_Stated exercise_
Copy everything from the start of the rows down to and including the line containing "home-icon: 🏠 bbox=[537, 11, 549, 21]", replacing "nav-item-label" with "menu-label" and leaving everything else unchanged.

_Available records_
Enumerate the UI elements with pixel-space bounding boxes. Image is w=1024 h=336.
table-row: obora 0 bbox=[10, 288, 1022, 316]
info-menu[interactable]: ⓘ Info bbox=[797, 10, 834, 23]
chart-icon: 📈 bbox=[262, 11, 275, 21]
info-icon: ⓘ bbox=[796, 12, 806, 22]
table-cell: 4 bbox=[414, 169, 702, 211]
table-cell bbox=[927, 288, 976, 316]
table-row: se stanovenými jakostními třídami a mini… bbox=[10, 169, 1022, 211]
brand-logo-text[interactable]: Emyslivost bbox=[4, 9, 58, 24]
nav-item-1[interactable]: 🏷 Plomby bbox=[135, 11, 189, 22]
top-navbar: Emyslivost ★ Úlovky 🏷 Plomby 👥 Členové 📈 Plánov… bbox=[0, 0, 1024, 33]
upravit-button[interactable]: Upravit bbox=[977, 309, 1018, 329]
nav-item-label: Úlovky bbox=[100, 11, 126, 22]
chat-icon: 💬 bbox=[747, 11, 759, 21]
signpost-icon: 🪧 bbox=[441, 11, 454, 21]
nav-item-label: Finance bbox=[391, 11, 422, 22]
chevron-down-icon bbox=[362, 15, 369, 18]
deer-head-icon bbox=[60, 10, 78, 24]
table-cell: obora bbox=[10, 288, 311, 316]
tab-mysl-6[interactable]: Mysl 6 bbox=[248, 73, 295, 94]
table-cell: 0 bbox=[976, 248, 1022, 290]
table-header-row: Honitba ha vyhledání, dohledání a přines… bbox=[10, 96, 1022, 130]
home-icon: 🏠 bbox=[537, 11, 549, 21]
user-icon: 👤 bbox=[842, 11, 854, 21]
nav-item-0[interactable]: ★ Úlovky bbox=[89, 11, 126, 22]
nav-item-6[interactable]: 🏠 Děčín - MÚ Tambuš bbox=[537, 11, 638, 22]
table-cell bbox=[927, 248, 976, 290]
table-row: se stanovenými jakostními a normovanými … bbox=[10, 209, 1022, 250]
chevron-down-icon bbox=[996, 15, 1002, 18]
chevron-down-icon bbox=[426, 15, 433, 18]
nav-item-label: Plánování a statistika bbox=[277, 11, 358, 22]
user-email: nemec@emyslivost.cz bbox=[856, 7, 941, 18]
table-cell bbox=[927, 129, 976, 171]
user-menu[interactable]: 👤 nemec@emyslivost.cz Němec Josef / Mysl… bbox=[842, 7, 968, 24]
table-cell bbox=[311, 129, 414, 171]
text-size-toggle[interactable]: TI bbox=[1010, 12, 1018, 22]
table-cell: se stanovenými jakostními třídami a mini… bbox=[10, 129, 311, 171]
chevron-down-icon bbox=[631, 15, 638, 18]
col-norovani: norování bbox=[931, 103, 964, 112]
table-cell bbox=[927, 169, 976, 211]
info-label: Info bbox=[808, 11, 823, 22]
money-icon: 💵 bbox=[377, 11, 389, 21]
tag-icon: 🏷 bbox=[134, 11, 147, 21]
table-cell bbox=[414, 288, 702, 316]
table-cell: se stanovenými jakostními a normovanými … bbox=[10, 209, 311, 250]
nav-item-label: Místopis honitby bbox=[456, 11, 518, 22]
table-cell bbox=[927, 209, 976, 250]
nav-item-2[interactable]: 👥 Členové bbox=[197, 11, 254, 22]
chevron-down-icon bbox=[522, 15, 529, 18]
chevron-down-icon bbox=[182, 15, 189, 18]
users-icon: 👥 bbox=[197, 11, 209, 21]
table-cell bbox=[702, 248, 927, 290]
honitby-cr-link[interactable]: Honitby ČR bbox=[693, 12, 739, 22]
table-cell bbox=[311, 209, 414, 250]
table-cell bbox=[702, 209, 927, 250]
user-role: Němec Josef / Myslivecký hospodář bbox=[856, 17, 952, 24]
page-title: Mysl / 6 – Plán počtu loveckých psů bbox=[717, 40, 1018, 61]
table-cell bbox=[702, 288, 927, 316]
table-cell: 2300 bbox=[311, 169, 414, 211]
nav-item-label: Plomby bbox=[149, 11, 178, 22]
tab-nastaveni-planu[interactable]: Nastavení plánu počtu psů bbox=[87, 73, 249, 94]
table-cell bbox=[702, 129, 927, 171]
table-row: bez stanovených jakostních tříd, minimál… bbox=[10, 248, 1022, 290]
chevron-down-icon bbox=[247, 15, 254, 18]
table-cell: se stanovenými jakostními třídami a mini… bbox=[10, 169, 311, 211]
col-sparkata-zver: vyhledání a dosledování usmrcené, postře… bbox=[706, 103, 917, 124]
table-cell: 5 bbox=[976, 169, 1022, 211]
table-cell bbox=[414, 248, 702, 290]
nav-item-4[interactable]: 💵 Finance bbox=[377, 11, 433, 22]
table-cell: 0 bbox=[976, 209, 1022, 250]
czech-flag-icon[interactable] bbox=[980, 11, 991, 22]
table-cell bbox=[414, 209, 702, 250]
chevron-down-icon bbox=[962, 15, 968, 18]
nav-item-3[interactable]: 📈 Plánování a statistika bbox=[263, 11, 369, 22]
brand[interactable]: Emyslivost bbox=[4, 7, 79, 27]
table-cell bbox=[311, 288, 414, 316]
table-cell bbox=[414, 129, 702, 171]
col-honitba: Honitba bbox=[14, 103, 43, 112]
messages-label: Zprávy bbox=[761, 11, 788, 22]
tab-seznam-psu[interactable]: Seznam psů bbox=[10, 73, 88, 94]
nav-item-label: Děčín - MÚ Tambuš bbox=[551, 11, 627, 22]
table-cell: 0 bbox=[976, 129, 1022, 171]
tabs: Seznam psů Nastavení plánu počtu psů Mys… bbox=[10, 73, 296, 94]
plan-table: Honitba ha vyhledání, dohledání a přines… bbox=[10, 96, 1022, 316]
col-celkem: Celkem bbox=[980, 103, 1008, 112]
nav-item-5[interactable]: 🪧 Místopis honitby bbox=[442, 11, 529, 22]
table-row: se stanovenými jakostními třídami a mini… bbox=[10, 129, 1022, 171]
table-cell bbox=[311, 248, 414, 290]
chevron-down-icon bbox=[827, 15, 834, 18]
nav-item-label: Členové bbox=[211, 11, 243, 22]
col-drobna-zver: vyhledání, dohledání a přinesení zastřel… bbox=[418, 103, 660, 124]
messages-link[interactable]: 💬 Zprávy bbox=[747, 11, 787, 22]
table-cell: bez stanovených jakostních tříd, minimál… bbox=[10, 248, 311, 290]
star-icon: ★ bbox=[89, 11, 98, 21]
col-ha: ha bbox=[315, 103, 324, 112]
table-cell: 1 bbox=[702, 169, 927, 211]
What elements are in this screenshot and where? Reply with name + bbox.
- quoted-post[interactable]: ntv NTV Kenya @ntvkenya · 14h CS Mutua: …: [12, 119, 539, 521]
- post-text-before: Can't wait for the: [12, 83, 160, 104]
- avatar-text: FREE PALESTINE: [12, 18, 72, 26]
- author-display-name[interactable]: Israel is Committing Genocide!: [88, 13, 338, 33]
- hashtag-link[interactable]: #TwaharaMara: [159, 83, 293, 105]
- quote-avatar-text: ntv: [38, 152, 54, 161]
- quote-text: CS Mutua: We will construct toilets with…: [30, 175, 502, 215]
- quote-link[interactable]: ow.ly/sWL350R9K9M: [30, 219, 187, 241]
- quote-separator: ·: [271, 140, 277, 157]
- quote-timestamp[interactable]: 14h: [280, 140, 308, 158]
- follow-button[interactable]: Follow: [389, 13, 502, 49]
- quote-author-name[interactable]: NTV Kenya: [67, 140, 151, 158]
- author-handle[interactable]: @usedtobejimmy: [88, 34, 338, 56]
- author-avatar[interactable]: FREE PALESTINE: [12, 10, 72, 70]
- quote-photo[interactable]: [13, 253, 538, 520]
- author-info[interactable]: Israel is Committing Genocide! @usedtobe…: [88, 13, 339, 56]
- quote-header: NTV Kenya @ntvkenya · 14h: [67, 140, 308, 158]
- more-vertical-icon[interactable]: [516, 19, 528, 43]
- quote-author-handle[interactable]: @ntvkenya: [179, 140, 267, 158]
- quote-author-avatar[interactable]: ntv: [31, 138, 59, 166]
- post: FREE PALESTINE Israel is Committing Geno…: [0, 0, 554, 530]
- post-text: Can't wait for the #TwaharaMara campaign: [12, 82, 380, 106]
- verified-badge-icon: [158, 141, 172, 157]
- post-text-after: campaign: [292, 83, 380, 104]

_The reply_
Enumerate the UI elements with pixel-space bounding boxes. Image is w=1024 h=336.
table-row: obora 0 bbox=[10, 288, 1022, 316]
info-menu[interactable]: ⓘ Info bbox=[797, 10, 834, 23]
chart-icon: 📈 bbox=[262, 11, 275, 21]
info-icon: ⓘ bbox=[796, 12, 806, 22]
table-cell: 4 bbox=[414, 169, 702, 211]
table-cell bbox=[927, 288, 976, 316]
table-row: se stanovenými jakostními třídami a mini… bbox=[10, 169, 1022, 211]
brand-logo-text[interactable]: Emyslivost bbox=[4, 9, 58, 24]
nav-item-1[interactable]: 🏷 Plomby bbox=[135, 11, 189, 22]
top-navbar: Emyslivost ★ Úlovky 🏷 Plomby 👥 Členové 📈 Plánov… bbox=[0, 0, 1024, 33]
upravit-button[interactable]: Upravit bbox=[977, 309, 1018, 329]
menu-label: Úlovky bbox=[100, 11, 126, 22]
chat-icon: 💬 bbox=[747, 11, 759, 21]
signpost-icon: 🪧 bbox=[441, 11, 454, 21]
menu-label: Finance bbox=[391, 11, 422, 22]
chevron-down-icon bbox=[362, 15, 369, 18]
deer-head-icon bbox=[60, 10, 78, 24]
table-cell: obora bbox=[10, 288, 311, 316]
tab-mysl-6[interactable]: Mysl 6 bbox=[248, 73, 295, 94]
table-cell: 0 bbox=[976, 248, 1022, 290]
table-header-row: Honitba ha vyhledání, dohledání a přines… bbox=[10, 96, 1022, 130]
home-icon: 🏠 bbox=[537, 11, 549, 21]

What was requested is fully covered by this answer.